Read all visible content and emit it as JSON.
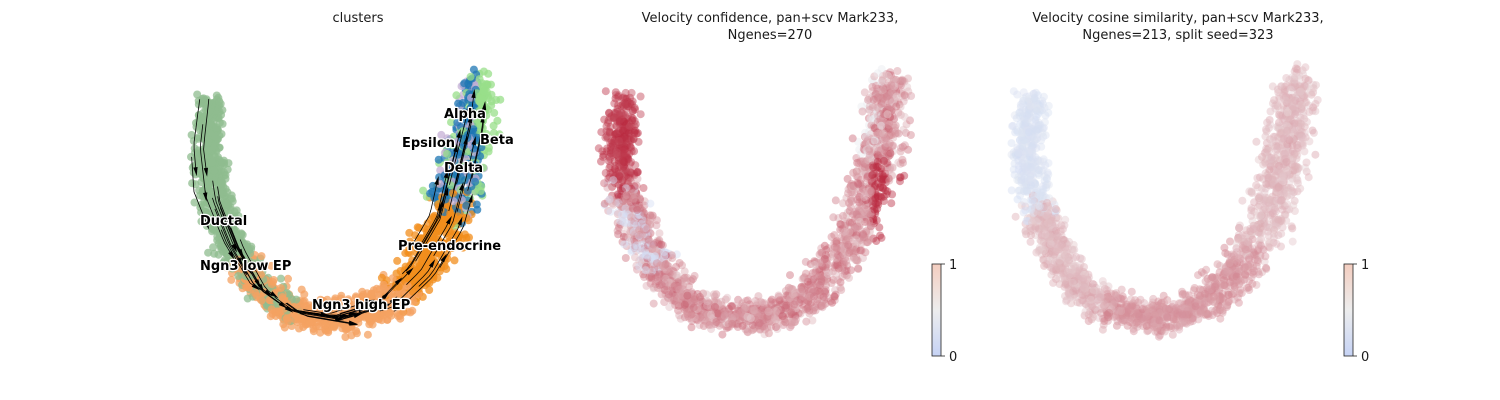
{
  "chart_data": [
    {
      "type": "scatter",
      "title": "clusters",
      "clusters": [
        {
          "name": "Ductal",
          "color": "#8fbc8f"
        },
        {
          "name": "Ngn3 low EP",
          "color": "#8fbc8f"
        },
        {
          "name": "Ngn3 high EP",
          "color": "#f4a261"
        },
        {
          "name": "Pre-endocrine",
          "color": "#f28e1c"
        },
        {
          "name": "Alpha",
          "color": "#1f77b4"
        },
        {
          "name": "Beta",
          "color": "#98df8a"
        },
        {
          "name": "Delta",
          "color": "#c5b0d5"
        },
        {
          "name": "Epsilon",
          "color": "#c5b0d5"
        }
      ],
      "streamlines": true,
      "axes": "off"
    },
    {
      "type": "scatter",
      "title_line1": "Velocity confidence, pan+scv Mark233,",
      "title_line2": "Ngenes=270",
      "colormap": "coolwarm",
      "colorbar": {
        "min": 0,
        "max": 1,
        "ticks": [
          "1",
          "0"
        ]
      },
      "axes": "off"
    },
    {
      "type": "scatter",
      "title_line1": "Velocity cosine similarity, pan+scv Mark233,",
      "title_line2": "Ngenes=213, split seed=323",
      "colormap": "coolwarm",
      "colorbar": {
        "min": 0,
        "max": 1,
        "ticks": [
          "1",
          "0"
        ]
      },
      "axes": "off"
    }
  ]
}
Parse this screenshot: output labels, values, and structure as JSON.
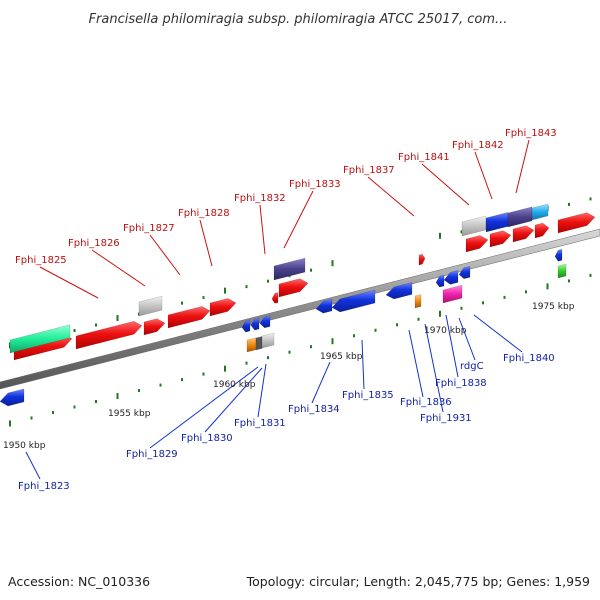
{
  "title": "Francisella philomiragia subsp. philomiragia ATCC 25017, com...",
  "footer": {
    "accession": "Accession: NC_010336",
    "topology": "Topology: circular; Length: 2,045,775 bp; Genes: 1,959"
  },
  "colors": {
    "forward_gene": "#ee1111",
    "reverse_gene": "#1133dd",
    "forward_label": "#bb1111",
    "reverse_label": "#1122aa",
    "backbone": "#888888",
    "tick": "#227722"
  },
  "scale": {
    "ticks": [
      {
        "label": "1950 kbp"
      },
      {
        "label": "1955 kbp"
      },
      {
        "label": "1960 kbp"
      },
      {
        "label": "1965 kbp"
      },
      {
        "label": "1970 kbp"
      },
      {
        "label": "1975 kbp"
      }
    ]
  },
  "forward_labels": [
    "Fphi_1825",
    "Fphi_1826",
    "Fphi_1827",
    "Fphi_1828",
    "Fphi_1832",
    "Fphi_1833",
    "Fphi_1837",
    "Fphi_1841",
    "Fphi_1842",
    "Fphi_1843"
  ],
  "reverse_labels": [
    "Fphi_1823",
    "Fphi_1829",
    "Fphi_1830",
    "Fphi_1831",
    "Fphi_1834",
    "Fphi_1835",
    "Fphi_1836",
    "Fphi_1931",
    "Fphi_1838",
    "rdgC",
    "Fphi_1840"
  ]
}
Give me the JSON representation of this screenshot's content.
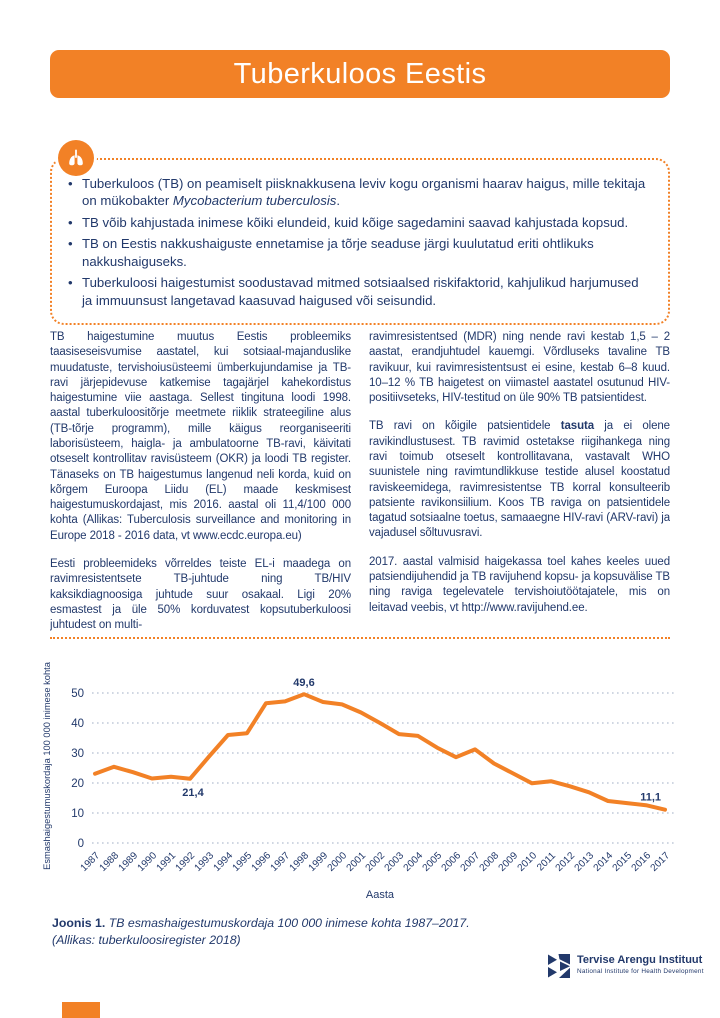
{
  "colors": {
    "orange": "#F28126",
    "navy": "#22396B",
    "grid": "#B3BFD1"
  },
  "header": {
    "title": "Tuberkuloos Eestis"
  },
  "infobox": {
    "icon": "lungs-icon",
    "bullets": [
      {
        "pre": "Tuberkuloos (TB) on peamiselt piisknakkusena leviv kogu organismi haarav haigus, mille tekitaja on mükobakter ",
        "italic": "Mycobacterium tuberculosis",
        "post": "."
      },
      {
        "pre": "TB võib kahjustada inimese kõiki elundeid, kuid kõige sagedamini saavad kahjustada kopsud.",
        "italic": "",
        "post": ""
      },
      {
        "pre": "TB on Eestis nakkushaiguste ennetamise ja tõrje seaduse järgi kuulutatud eriti ohtlikuks nakkushaiguseks.",
        "italic": "",
        "post": ""
      },
      {
        "pre": "Tuberkuloosi haigestumist soodustavad mitmed sotsiaalsed riskifaktorid, kahjulikud harjumused ja immuunsust langetavad kaasuvad haigused või seisundid.",
        "italic": "",
        "post": ""
      }
    ]
  },
  "body": {
    "left": {
      "p1": "TB haigestumine muutus Eestis probleemiks taasiseseisvumise aastatel, kui sotsiaal-majanduslike muudatuste, tervishoiusüsteemi ümberkujundamise ja TB-ravi järjepidevuse katkemise tagajärjel kahekordistus haigestumine viie aastaga. Sellest tingituna loodi 1998. aastal tuberkuloositõrje meetmete riiklik strateegiline alus (TB-tõrje programm), mille käigus reorganiseeriti laborisüsteem, haigla- ja ambulatoorne TB-ravi, käivitati otseselt kontrollitav ravisüsteem (OKR) ja loodi TB register. Tänaseks on TB haigestumus langenud neli korda, kuid on kõrgem Euroopa Liidu (EL) maade keskmisest haigestumuskordajast, mis 2016. aastal oli 11,4/100 000 kohta (Allikas: Tuberculosis surveillance and monitoring in Europe 2018 - 2016 data, vt www.ecdc.europa.eu)",
      "p2": "Eesti probleemideks võrreldes teiste EL-i maadega on ravimresistentsete TB-juhtude ning TB/HIV kaksikdiagnoosiga juhtude suur osakaal. Ligi 20% esmastest ja üle 50% korduvatest kopsutuberkuloosi juhtudest on multi-"
    },
    "right": {
      "p1": "ravimresistentsed (MDR) ning nende ravi kestab 1,5 – 2 aastat, erandjuhtudel kauemgi. Võrdluseks tavaline TB ravikuur, kui ravimresistentsust ei esine, kestab 6–8 kuud. 10–12 % TB haigetest on viimastel aastatel osutunud HIV-positiivseteks, HIV-testitud on üle 90% TB patsientidest.",
      "p2": {
        "pre": "TB ravi on kõigile patsientidele ",
        "bold": "tasuta",
        "post": " ja ei olene ravikindlustusest. TB ravimid ostetakse riigihankega ning ravi toimub otseselt kontrollitavana, vastavalt WHO suunistele ning ravimtundlikkuse testide alusel koostatud raviskeemidega, ravimresistentse TB korral konsulteerib patsiente ravikonsiilium. Koos TB raviga on patsientidele tagatud sotsiaalne toetus, samaaegne HIV-ravi (ARV-ravi) ja vajadusel sõltuvusravi."
      },
      "p3": "2017. aastal valmisid haigekassa toel kahes keeles uued patsiendijuhendid ja TB ravijuhend kopsu- ja kopsuvälise TB ning raviga tegelevatele tervishoiutöötajatele, mis on leitavad veebis, vt http://www.ravijuhend.ee."
    }
  },
  "chart_data": {
    "type": "line",
    "title": "",
    "xlabel": "Aasta",
    "ylabel": "Esmashaigestumuskordaja 100 000 inimese kohta",
    "ylim": [
      0,
      50
    ],
    "yticks": [
      0,
      10,
      20,
      30,
      40,
      50
    ],
    "grid": "horizontal dotted",
    "line_color": "#F28126",
    "x": [
      1987,
      1988,
      1989,
      1990,
      1991,
      1992,
      1993,
      1994,
      1995,
      1996,
      1997,
      1998,
      1999,
      2000,
      2001,
      2002,
      2003,
      2004,
      2005,
      2006,
      2007,
      2008,
      2009,
      2010,
      2011,
      2012,
      2013,
      2014,
      2015,
      2016,
      2017
    ],
    "series": [
      {
        "name": "TB esmashaigestumuskordaja",
        "values": [
          23.1,
          25.4,
          23.6,
          21.5,
          22.1,
          21.4,
          28.8,
          36.0,
          36.6,
          46.6,
          47.2,
          49.6,
          47.0,
          46.2,
          43.5,
          40.0,
          36.3,
          35.7,
          31.8,
          28.6,
          31.2,
          26.5,
          23.2,
          19.9,
          20.6,
          18.9,
          16.9,
          14.0,
          13.3,
          12.6,
          11.1
        ]
      }
    ],
    "annotations": [
      {
        "x": 1992,
        "value": 21.4,
        "label": "21,4",
        "placement": "below"
      },
      {
        "x": 1998,
        "value": 49.6,
        "label": "49,6",
        "placement": "above"
      },
      {
        "x": 2017,
        "value": 11.1,
        "label": "11,1",
        "placement": "above-left"
      }
    ]
  },
  "caption": {
    "label": "Joonis 1.",
    "text": " TB esmashaigestumuskordaja 100 000 inimese kohta 1987–2017.",
    "source": "(Allikas: tuberkuloosiregister 2018)"
  },
  "footer": {
    "org": "Tervise Arengu Instituut",
    "org_en": "National Institute for Health Development"
  }
}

--------------------------------------------------

Using the records above, select and copy every line that has the word "JSON".

Task result
Read all visible content and emit it as JSON.
Parse this screenshot: output labels, values, and structure as JSON.
Give me the JSON representation of this screenshot's content.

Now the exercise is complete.